Please count the lines below that contain the word "опоры", and reply with that number alone.

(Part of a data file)
--- Begin ---

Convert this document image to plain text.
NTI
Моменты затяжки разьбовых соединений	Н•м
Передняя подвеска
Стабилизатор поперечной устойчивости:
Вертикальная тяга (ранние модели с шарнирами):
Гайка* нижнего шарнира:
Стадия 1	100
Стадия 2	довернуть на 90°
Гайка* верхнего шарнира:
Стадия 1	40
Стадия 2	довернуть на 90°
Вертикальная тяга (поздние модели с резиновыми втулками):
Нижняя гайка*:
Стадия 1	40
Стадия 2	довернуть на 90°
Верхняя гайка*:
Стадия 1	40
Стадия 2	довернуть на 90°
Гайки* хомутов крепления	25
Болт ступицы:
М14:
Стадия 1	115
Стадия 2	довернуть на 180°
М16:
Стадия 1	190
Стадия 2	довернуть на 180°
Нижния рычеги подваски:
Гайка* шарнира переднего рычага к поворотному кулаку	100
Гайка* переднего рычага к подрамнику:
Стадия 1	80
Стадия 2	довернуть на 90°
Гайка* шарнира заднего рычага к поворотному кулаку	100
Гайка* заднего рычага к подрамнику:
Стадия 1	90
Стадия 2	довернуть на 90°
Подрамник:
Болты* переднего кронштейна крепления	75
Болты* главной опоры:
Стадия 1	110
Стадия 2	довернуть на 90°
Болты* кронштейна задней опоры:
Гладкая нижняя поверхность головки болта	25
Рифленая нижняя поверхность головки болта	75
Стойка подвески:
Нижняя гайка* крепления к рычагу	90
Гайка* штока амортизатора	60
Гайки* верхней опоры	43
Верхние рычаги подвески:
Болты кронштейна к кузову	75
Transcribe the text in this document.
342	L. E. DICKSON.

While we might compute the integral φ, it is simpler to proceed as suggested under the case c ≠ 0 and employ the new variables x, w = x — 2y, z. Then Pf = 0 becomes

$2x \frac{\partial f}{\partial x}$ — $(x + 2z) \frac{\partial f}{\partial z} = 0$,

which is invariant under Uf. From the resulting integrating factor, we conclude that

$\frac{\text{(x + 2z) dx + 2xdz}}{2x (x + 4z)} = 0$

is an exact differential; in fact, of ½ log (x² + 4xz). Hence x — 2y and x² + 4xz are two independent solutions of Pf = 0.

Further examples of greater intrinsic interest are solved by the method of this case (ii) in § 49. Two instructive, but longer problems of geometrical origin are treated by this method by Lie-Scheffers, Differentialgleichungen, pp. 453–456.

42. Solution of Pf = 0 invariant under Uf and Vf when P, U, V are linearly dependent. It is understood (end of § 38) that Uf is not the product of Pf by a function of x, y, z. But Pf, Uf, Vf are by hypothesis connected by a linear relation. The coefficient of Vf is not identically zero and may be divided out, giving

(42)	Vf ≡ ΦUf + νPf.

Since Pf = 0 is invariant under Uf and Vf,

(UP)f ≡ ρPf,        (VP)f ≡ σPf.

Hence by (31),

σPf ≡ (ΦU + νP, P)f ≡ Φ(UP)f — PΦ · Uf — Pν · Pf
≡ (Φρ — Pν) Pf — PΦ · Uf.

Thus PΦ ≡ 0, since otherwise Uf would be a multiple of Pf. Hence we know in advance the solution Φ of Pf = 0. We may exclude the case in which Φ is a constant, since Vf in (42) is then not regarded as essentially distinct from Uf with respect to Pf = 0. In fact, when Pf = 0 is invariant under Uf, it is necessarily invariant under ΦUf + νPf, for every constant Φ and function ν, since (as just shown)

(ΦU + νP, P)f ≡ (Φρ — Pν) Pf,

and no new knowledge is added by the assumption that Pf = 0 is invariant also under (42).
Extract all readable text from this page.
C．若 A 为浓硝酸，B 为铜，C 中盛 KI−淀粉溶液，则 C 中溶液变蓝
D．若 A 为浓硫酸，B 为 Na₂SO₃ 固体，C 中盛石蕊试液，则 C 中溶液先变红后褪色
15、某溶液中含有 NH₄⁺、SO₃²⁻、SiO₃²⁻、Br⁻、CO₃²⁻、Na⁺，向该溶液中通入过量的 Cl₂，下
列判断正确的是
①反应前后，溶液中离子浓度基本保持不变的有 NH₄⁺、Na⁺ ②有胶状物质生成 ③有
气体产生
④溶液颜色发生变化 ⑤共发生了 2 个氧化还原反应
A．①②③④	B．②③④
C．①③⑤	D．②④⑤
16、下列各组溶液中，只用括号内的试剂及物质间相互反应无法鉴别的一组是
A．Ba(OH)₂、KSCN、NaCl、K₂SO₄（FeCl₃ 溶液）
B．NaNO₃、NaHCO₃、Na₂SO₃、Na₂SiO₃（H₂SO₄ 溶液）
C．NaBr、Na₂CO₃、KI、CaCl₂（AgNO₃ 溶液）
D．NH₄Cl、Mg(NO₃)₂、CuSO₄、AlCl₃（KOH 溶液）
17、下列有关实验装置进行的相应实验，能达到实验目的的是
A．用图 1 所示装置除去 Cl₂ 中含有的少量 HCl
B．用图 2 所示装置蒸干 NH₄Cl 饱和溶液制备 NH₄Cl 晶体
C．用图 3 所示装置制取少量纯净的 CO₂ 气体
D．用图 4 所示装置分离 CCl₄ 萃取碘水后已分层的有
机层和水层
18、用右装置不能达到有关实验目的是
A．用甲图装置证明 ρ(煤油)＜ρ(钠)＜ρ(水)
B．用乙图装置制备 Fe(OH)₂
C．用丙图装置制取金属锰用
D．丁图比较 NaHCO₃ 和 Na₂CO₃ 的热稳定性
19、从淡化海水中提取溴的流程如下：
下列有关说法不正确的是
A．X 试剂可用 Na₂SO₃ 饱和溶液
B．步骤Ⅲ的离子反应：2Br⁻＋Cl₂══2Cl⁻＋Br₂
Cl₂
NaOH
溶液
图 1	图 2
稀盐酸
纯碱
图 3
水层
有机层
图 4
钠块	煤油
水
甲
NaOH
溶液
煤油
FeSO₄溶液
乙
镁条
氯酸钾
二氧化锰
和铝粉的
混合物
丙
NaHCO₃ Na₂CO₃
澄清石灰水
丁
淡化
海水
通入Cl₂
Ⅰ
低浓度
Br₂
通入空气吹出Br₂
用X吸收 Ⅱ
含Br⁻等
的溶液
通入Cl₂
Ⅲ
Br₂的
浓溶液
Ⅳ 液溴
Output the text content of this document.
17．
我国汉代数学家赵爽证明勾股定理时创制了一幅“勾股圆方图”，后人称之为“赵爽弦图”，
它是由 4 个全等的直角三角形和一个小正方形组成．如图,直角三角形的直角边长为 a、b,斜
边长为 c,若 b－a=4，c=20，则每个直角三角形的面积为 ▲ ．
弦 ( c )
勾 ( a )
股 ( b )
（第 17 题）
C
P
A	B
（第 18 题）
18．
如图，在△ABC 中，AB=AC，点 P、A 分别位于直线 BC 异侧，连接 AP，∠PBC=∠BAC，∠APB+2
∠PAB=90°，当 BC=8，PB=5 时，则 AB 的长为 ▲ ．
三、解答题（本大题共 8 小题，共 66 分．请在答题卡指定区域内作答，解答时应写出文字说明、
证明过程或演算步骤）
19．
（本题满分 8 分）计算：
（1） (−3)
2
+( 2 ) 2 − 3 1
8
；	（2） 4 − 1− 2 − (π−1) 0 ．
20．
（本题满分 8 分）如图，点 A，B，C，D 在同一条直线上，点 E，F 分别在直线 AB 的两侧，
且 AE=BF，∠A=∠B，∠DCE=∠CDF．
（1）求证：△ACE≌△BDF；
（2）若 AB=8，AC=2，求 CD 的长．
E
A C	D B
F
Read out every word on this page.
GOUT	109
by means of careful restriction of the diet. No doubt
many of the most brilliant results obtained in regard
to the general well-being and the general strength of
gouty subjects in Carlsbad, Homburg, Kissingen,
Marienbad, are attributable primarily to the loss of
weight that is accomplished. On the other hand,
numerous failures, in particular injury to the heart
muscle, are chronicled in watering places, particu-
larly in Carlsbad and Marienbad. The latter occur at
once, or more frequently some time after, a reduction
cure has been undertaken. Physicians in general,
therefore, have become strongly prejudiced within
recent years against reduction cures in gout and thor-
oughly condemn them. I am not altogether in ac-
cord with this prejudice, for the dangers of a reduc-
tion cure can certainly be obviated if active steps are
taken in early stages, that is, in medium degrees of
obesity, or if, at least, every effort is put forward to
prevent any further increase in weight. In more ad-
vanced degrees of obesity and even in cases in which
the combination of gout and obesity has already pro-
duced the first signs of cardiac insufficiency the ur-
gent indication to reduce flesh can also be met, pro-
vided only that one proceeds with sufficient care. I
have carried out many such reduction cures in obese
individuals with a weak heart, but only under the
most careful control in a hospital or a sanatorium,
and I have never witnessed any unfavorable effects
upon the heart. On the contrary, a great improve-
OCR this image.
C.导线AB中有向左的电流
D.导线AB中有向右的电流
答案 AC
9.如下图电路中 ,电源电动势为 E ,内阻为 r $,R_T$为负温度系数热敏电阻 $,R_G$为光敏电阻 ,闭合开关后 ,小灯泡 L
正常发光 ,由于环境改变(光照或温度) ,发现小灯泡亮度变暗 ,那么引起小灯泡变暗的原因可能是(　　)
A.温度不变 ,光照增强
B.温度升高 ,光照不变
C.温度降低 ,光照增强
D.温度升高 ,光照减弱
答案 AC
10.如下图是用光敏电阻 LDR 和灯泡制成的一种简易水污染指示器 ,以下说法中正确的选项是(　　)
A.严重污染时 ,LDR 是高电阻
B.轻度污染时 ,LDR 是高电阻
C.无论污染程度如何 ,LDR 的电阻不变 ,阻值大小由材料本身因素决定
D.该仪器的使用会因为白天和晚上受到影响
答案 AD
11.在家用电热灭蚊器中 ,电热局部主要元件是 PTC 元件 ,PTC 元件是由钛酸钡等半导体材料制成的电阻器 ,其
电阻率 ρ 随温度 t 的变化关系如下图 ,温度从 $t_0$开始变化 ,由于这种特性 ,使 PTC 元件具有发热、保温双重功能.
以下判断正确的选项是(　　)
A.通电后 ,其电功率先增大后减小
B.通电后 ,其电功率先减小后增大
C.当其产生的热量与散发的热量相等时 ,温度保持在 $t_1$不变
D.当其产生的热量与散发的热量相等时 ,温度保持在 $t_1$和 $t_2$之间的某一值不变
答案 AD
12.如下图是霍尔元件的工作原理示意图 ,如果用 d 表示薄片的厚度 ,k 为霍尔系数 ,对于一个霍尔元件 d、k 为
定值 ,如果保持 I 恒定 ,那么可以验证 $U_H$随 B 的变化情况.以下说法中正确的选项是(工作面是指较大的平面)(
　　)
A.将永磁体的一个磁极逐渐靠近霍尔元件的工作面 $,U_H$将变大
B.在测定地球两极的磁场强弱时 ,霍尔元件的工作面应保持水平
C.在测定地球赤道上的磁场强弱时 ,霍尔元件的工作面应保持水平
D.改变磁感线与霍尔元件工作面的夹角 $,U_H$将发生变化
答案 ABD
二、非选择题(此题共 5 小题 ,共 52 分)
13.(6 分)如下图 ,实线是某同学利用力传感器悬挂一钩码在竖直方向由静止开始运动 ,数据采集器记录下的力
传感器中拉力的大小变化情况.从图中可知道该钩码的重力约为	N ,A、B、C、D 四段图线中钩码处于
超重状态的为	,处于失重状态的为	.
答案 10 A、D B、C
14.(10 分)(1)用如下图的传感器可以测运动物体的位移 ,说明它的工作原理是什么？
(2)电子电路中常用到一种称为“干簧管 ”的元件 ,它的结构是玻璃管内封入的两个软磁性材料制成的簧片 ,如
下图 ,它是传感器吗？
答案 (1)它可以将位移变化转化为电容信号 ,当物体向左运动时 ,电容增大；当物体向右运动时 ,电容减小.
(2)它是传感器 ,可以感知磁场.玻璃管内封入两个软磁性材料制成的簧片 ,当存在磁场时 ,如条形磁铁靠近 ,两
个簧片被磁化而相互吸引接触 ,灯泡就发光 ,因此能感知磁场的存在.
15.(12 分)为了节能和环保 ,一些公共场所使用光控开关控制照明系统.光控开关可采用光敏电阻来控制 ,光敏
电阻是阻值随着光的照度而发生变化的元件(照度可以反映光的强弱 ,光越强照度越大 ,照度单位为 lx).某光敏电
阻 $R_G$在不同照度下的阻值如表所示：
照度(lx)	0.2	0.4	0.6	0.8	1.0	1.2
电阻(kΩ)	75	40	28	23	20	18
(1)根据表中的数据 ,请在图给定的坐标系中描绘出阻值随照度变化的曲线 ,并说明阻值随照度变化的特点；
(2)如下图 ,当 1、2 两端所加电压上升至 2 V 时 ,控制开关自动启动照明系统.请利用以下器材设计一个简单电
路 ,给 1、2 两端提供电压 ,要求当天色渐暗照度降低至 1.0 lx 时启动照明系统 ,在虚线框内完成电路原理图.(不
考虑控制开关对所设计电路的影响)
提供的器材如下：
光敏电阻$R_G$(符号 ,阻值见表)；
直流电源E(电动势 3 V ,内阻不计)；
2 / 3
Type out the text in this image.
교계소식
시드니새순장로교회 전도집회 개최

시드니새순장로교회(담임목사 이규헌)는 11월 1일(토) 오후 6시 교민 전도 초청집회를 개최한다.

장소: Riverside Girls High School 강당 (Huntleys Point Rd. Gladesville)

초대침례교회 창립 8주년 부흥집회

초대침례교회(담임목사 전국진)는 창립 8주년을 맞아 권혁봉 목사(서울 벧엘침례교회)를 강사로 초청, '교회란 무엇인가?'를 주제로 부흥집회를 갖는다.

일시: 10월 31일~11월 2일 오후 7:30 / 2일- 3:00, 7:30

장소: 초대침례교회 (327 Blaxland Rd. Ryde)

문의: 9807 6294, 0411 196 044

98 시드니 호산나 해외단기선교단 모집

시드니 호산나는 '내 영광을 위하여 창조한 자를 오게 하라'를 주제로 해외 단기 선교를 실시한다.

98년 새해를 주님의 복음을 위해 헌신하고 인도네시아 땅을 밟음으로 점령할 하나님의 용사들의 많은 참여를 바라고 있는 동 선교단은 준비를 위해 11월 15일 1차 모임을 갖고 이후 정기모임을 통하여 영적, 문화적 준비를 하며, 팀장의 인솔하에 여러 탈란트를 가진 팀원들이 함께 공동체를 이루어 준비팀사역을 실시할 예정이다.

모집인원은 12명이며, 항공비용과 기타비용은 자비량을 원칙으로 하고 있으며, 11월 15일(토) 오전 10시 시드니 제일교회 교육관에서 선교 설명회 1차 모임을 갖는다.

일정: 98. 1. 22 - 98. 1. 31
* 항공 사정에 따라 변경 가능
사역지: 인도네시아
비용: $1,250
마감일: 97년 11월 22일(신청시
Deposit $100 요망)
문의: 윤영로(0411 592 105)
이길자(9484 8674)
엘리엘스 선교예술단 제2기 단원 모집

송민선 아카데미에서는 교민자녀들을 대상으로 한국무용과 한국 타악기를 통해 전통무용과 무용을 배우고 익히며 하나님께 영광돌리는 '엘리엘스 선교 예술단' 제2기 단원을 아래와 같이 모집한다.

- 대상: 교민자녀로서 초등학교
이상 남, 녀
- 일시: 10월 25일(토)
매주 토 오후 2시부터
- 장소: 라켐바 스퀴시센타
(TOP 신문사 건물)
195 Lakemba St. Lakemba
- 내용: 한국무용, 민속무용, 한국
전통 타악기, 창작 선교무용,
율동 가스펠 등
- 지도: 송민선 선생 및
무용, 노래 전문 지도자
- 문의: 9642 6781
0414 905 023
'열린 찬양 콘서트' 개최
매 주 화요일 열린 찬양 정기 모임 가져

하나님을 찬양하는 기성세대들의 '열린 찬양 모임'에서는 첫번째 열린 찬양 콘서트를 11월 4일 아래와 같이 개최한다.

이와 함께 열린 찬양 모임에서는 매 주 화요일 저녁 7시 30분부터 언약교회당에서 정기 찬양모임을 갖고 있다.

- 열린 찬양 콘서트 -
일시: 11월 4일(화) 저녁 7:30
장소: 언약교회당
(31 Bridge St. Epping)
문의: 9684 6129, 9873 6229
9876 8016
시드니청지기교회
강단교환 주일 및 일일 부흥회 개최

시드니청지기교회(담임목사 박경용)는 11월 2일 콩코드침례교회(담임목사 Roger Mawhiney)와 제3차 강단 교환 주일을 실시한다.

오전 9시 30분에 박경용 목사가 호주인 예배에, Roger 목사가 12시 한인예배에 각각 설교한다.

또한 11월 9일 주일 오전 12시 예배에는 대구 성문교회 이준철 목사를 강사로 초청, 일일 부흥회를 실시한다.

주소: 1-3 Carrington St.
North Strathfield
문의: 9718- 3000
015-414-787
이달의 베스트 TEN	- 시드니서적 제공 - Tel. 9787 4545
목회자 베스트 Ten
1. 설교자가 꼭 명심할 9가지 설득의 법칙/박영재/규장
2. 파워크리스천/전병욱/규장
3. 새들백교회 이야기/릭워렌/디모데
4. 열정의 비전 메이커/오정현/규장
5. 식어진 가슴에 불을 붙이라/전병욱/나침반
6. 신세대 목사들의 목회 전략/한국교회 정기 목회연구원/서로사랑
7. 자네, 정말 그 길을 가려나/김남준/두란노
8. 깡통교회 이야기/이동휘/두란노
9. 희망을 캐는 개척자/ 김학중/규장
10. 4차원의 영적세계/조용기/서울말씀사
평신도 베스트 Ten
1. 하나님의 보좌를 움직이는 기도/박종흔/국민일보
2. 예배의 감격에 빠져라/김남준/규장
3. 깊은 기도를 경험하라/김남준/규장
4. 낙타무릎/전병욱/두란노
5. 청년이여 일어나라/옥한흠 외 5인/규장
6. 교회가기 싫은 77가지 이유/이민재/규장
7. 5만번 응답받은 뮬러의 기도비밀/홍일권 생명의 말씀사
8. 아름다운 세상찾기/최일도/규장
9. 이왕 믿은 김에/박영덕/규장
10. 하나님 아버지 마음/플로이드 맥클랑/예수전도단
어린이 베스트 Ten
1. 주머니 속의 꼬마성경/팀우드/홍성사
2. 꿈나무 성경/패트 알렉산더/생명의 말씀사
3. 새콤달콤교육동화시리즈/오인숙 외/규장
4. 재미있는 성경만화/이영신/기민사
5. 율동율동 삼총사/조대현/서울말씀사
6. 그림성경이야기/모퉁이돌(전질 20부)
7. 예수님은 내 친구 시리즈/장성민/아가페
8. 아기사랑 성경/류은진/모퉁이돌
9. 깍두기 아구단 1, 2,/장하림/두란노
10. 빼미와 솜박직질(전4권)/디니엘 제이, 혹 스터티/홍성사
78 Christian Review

--- End ---

→ Correct answer
3